Figure record listings
--
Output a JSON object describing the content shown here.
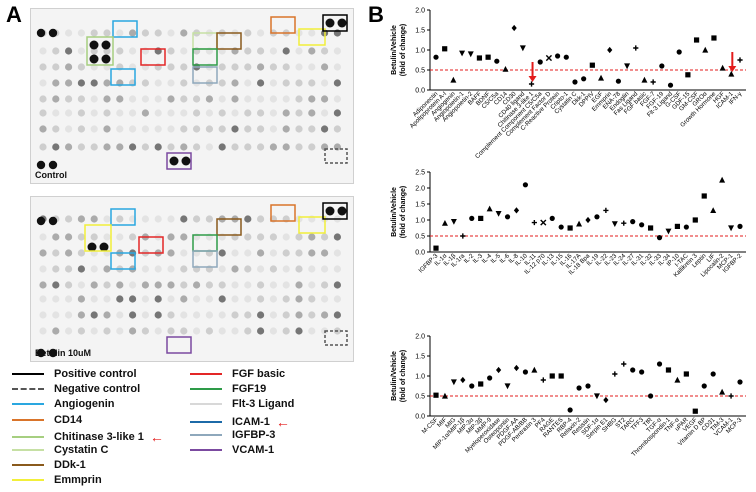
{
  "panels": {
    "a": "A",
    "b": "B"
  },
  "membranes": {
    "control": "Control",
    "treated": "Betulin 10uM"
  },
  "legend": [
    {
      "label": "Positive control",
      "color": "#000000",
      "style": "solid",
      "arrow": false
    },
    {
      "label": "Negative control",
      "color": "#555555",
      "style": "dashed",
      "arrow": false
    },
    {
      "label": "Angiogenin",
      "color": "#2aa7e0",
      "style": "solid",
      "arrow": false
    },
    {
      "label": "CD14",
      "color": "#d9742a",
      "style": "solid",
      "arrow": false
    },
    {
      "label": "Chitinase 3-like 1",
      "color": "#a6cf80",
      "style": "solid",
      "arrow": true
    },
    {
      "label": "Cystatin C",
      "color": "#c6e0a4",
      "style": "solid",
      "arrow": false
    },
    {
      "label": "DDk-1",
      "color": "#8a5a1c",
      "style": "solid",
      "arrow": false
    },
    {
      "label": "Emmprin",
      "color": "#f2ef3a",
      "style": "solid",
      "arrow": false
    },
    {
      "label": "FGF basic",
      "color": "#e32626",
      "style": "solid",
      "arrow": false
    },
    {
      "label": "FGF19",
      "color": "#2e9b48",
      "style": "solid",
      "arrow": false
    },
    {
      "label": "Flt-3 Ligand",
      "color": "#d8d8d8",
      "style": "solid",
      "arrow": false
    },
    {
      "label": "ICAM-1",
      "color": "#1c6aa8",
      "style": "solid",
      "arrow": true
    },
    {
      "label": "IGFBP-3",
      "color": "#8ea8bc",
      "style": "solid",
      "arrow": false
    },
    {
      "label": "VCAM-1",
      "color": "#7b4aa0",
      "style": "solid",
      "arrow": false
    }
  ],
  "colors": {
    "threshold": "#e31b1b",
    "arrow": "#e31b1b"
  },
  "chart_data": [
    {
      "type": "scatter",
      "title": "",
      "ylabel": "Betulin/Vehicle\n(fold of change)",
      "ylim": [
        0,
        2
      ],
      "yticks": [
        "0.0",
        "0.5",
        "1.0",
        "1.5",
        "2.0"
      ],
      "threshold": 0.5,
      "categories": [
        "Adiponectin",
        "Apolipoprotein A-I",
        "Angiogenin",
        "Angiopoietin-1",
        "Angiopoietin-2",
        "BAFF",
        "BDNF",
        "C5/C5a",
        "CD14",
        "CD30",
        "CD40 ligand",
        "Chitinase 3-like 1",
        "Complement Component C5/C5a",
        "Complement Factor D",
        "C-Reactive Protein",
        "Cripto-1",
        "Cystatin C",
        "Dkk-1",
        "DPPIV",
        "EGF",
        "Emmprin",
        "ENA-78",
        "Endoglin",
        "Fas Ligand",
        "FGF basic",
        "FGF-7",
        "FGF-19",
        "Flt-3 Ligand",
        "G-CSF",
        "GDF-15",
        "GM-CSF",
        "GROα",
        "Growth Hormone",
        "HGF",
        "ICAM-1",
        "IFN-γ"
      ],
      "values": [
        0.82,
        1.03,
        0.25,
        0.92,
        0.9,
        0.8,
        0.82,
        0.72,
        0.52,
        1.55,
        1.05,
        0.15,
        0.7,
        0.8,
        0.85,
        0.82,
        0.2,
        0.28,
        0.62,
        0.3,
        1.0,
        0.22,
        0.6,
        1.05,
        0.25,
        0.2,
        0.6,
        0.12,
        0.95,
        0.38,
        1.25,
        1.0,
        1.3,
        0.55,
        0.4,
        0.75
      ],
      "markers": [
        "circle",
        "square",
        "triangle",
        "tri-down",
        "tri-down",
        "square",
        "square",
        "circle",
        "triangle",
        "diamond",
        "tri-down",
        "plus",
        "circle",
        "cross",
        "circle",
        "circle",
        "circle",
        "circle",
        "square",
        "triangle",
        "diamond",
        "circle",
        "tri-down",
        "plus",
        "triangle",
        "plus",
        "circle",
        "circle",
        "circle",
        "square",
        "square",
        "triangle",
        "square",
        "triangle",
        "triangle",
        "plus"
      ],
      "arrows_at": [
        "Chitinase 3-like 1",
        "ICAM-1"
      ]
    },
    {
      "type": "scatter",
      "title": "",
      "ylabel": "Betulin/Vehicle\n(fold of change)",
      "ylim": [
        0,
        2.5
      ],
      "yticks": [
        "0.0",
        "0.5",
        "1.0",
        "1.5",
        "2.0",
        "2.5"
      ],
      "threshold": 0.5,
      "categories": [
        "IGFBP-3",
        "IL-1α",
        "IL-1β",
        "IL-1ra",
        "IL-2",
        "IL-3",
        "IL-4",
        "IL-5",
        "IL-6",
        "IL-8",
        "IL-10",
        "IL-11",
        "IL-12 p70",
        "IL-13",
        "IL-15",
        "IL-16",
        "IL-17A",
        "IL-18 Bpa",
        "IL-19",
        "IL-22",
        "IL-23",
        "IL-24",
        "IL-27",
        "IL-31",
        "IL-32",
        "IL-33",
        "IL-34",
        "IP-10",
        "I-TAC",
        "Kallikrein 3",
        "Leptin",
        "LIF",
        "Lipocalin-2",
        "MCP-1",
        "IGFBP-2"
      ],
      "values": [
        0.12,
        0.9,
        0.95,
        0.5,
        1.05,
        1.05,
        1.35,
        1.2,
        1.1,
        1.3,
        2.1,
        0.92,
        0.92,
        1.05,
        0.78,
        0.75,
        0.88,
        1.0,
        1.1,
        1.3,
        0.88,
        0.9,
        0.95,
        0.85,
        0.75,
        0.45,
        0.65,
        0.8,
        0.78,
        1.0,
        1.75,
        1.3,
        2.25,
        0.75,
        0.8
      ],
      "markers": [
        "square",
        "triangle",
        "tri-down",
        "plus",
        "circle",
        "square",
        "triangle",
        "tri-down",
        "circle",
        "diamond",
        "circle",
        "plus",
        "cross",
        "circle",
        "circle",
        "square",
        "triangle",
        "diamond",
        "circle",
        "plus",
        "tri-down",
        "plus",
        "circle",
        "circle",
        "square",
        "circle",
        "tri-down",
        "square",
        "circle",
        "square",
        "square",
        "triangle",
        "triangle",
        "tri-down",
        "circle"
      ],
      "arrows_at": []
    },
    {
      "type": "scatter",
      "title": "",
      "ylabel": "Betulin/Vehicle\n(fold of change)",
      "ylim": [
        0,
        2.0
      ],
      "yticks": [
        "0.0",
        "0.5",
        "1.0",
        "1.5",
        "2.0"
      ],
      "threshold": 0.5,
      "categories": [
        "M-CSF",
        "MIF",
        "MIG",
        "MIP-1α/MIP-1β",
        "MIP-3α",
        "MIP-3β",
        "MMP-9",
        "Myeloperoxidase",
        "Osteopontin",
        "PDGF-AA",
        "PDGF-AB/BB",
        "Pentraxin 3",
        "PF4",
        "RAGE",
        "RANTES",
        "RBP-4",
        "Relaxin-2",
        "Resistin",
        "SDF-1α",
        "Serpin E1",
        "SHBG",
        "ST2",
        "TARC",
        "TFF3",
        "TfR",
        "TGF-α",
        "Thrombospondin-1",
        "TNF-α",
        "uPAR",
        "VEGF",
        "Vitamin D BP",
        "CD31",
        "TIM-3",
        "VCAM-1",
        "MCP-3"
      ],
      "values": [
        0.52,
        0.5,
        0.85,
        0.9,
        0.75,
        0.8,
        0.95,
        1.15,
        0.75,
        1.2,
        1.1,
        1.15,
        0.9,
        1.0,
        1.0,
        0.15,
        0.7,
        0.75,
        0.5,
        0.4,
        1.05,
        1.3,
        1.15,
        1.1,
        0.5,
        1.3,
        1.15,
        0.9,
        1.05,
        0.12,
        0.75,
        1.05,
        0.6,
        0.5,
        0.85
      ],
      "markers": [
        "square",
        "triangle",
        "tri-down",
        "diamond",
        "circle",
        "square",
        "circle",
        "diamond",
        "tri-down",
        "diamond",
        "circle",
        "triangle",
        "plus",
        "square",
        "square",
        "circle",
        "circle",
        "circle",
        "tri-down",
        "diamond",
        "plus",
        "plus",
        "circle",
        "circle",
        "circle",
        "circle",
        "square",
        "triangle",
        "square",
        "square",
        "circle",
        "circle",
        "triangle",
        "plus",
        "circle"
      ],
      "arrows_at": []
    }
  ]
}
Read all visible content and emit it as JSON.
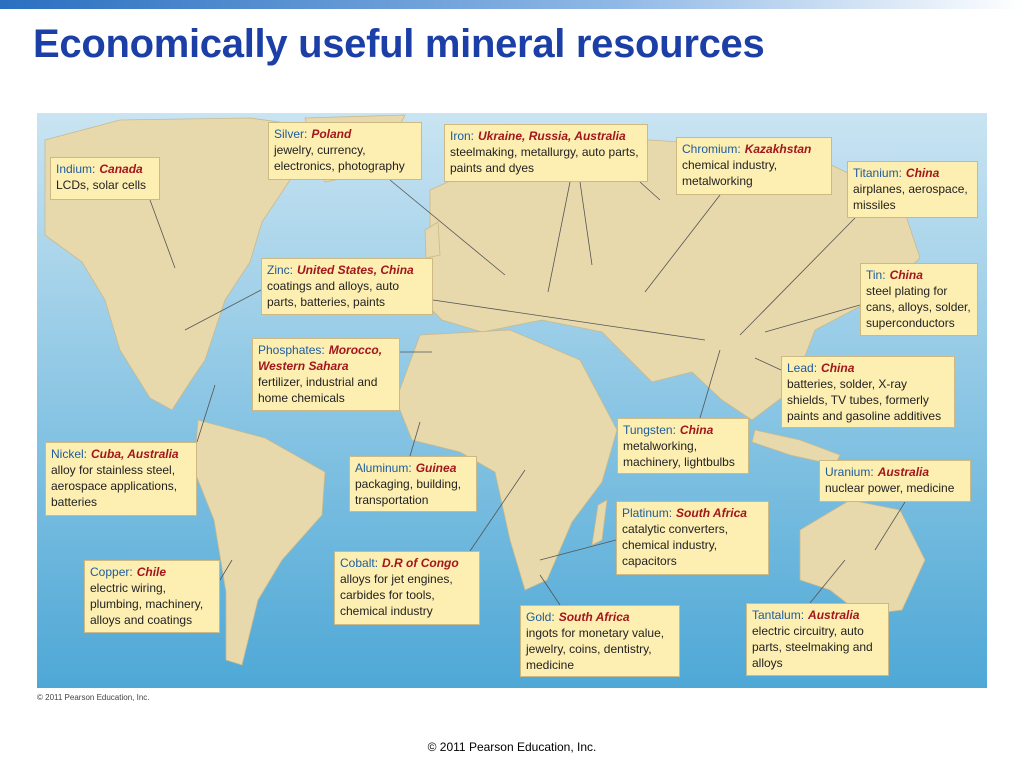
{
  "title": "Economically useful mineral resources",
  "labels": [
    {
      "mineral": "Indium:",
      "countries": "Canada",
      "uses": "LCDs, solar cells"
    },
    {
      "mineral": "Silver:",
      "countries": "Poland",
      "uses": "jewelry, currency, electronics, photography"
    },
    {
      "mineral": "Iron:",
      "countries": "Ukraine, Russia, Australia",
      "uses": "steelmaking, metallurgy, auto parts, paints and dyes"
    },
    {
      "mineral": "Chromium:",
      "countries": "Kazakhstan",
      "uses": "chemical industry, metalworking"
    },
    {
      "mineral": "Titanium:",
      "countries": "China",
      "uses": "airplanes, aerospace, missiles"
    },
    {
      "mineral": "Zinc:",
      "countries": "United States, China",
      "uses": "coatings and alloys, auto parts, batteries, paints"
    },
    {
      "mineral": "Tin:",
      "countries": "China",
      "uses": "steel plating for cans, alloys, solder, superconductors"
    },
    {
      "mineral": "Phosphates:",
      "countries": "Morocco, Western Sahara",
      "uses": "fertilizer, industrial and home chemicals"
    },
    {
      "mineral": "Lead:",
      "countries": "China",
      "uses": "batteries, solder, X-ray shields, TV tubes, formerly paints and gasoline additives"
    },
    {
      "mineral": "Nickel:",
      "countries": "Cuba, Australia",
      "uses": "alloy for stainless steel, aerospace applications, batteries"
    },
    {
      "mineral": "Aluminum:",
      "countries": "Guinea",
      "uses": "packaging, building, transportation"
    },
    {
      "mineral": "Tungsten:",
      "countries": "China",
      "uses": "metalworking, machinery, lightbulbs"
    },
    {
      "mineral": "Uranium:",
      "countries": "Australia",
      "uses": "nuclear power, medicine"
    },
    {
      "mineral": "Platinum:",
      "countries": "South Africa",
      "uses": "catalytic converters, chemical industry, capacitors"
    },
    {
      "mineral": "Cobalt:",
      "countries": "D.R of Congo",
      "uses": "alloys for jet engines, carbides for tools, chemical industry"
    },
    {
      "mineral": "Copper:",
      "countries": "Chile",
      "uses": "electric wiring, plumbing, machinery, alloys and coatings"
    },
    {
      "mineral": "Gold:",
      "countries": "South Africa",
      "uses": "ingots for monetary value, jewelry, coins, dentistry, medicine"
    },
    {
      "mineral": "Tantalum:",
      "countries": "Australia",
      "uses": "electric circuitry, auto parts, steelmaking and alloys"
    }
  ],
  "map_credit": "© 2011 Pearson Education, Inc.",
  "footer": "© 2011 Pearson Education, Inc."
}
--
__Exercise aim__:
Wherever a line in the entries above holds "auto", copy that line.

__Solution for this exercise__:
      "uses": "steelmaking, metallurgy, auto parts, paints and dyes"
      "uses": "coatings and alloys, auto parts, batteries, paints"
      "uses": "electric circuitry, auto parts, steelmaking and alloys"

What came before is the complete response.